■ EXERCISE DATA ■

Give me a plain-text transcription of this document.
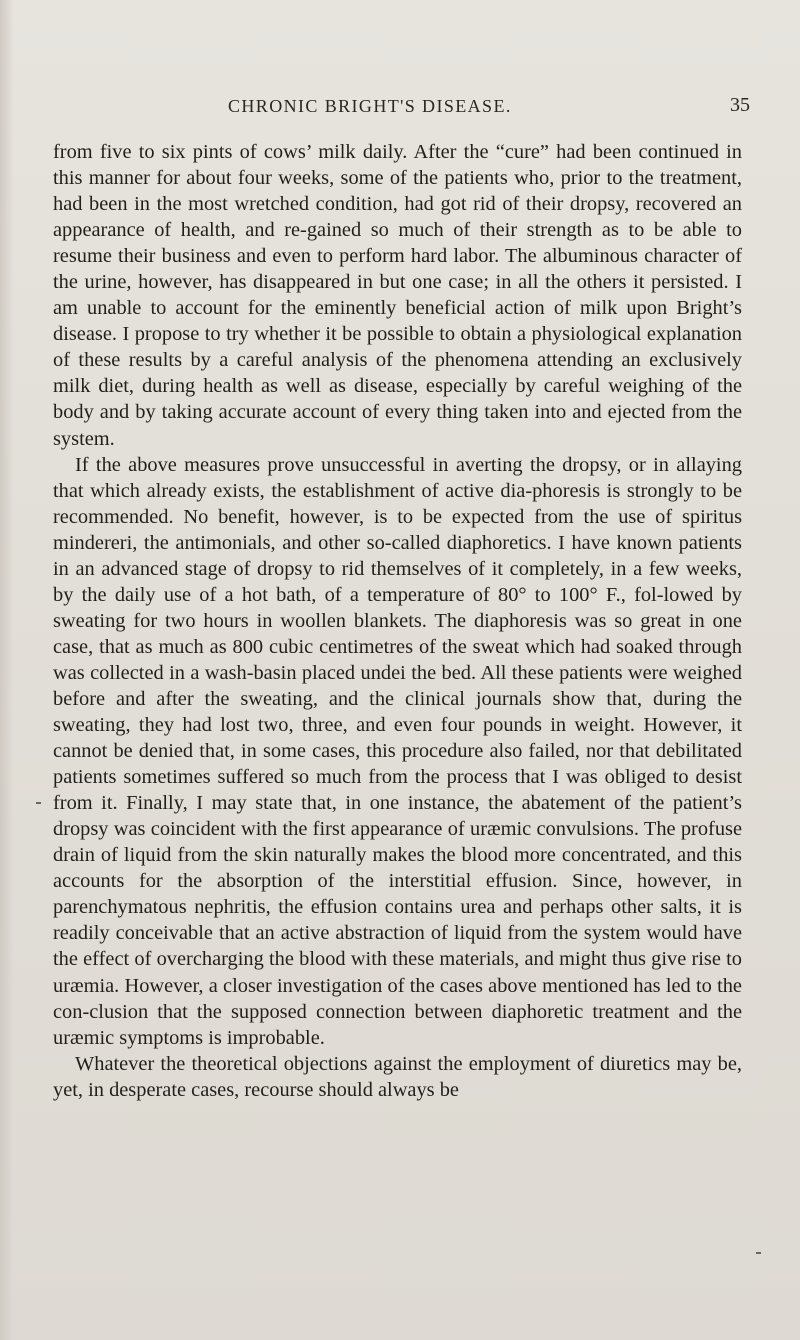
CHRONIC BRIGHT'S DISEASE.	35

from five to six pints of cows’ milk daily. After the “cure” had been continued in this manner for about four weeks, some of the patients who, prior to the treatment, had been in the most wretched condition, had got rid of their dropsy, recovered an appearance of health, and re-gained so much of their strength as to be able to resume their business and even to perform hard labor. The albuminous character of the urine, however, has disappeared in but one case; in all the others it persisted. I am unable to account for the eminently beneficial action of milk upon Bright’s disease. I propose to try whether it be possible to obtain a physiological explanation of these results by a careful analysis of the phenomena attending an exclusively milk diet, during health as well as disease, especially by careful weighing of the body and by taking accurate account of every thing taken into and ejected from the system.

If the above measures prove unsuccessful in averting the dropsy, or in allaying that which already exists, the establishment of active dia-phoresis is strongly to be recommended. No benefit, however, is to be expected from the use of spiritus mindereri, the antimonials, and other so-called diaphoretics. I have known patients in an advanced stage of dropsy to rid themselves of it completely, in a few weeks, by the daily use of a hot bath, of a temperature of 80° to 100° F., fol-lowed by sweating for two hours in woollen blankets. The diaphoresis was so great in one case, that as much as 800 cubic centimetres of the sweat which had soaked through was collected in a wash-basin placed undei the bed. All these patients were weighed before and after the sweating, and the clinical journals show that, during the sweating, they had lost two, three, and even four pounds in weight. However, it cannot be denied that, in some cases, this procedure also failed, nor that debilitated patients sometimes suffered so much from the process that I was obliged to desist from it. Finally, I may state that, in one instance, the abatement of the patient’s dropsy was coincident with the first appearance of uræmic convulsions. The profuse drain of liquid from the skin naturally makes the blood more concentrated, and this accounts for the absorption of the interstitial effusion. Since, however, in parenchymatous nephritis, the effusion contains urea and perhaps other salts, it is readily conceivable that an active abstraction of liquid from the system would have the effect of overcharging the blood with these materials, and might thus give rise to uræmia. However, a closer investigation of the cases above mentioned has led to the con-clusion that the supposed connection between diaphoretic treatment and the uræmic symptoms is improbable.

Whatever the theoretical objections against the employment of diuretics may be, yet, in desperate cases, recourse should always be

■ WHAT IS BEING ASKED ■
Wherever the listing shows a picture, omit it and output the rest exactly as given.

■ WRITTEN RESPONSE ■
Give me a plain-text transcription of this document.
CHRONIC BRIGHT'S DISEASE.	35

from five to six pints of cows’ milk daily. After the “cure” had been continued in this manner for about four weeks, some of the patients who, prior to the treatment, had been in the most wretched condition, had got rid of their dropsy, recovered an appearance of health, and re-gained so much of their strength as to be able to resume their business and even to perform hard labor. The albuminous character of the urine, however, has disappeared in but one case; in all the others it persisted. I am unable to account for the eminently beneficial action of milk upon Bright’s disease. I propose to try whether it be possible to obtain a physiological explanation of these results by a careful analysis of the phenomena attending an exclusively milk diet, during health as well as disease, especially by careful weighing of the body and by taking accurate account of every thing taken into and ejected from the system.

If the above measures prove unsuccessful in averting the dropsy, or in allaying that which already exists, the establishment of active dia-phoresis is strongly to be recommended. No benefit, however, is to be expected from the use of spiritus mindereri, the antimonials, and other so-called diaphoretics. I have known patients in an advanced stage of dropsy to rid themselves of it completely, in a few weeks, by the daily use of a hot bath, of a temperature of 80° to 100° F., fol-lowed by sweating for two hours in woollen blankets. The diaphoresis was so great in one case, that as much as 800 cubic centimetres of the sweat which had soaked through was collected in a wash-basin placed undei the bed. All these patients were weighed before and after the sweating, and the clinical journals show that, during the sweating, they had lost two, three, and even four pounds in weight. However, it cannot be denied that, in some cases, this procedure also failed, nor that debilitated patients sometimes suffered so much from the process that I was obliged to desist from it. Finally, I may state that, in one instance, the abatement of the patient’s dropsy was coincident with the first appearance of uræmic convulsions. The profuse drain of liquid from the skin naturally makes the blood more concentrated, and this accounts for the absorption of the interstitial effusion. Since, however, in parenchymatous nephritis, the effusion contains urea and perhaps other salts, it is readily conceivable that an active abstraction of liquid from the system would have the effect of overcharging the blood with these materials, and might thus give rise to uræmia. However, a closer investigation of the cases above mentioned has led to the con-clusion that the supposed connection between diaphoretic treatment and the uræmic symptoms is improbable.

Whatever the theoretical objections against the employment of diuretics may be, yet, in desperate cases, recourse should always be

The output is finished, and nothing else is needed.